# Start of RECORDS FOR THIS EXERCISE
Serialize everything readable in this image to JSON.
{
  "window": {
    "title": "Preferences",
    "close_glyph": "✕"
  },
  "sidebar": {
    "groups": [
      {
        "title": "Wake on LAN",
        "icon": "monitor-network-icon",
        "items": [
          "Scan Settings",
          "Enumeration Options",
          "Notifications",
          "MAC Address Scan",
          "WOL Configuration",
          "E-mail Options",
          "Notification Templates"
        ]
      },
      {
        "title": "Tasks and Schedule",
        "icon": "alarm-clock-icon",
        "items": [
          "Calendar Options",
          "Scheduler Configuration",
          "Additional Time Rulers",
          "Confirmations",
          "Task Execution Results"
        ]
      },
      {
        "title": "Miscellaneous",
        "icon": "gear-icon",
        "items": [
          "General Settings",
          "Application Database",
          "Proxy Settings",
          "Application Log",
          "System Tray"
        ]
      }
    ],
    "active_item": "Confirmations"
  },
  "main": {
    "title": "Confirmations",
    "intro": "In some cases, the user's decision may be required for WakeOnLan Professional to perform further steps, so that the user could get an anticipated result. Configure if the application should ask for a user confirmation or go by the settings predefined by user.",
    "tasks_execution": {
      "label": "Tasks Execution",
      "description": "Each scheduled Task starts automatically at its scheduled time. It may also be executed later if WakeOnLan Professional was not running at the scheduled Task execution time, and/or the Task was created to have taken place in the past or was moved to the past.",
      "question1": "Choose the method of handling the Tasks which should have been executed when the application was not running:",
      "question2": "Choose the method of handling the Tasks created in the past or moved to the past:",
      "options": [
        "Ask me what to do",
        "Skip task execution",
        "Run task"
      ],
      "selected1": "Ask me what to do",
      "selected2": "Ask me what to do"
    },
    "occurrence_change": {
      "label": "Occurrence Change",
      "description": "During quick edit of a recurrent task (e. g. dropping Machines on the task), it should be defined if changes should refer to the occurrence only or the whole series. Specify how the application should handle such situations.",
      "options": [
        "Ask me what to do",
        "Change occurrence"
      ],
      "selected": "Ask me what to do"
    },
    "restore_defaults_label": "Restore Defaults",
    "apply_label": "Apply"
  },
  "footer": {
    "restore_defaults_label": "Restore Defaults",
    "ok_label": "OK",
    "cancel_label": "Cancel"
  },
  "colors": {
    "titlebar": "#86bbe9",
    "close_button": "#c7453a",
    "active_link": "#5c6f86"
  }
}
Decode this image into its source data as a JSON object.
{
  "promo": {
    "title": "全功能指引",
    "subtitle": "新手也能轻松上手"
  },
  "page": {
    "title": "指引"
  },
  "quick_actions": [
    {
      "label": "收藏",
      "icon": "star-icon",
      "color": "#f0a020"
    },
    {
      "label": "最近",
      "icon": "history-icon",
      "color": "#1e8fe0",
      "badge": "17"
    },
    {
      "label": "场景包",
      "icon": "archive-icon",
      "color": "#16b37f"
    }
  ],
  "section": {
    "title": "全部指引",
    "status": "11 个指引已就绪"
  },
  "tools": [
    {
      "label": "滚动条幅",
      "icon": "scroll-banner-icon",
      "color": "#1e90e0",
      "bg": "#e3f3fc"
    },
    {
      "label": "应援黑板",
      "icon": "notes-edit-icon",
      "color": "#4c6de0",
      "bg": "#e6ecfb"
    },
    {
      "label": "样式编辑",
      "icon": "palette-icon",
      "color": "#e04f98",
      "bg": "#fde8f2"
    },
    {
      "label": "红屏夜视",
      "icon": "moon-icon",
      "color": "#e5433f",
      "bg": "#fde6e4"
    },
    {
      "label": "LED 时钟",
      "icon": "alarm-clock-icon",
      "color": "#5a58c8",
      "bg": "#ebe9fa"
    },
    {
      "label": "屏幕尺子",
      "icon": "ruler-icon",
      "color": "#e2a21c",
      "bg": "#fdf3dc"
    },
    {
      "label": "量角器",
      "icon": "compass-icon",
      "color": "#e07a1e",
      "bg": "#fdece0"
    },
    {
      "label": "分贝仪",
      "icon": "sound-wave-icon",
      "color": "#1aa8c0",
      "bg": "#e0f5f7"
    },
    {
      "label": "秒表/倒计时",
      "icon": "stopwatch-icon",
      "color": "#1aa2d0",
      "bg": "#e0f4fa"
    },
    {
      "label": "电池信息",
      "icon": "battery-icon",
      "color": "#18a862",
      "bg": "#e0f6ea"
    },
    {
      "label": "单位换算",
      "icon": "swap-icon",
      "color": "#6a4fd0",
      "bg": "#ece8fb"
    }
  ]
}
# End of RECORDS FOR THIS EXERCISE
=== GOAL ===
Filter the entries down to the lines containing "what". Copy each of those lines.

=== TASK ANSWER ===
        "Ask me what to do",
      "selected1": "Ask me what to do",
      "selected2": "Ask me what to do"
        "Ask me what to do",
      "selected": "Ask me what to do"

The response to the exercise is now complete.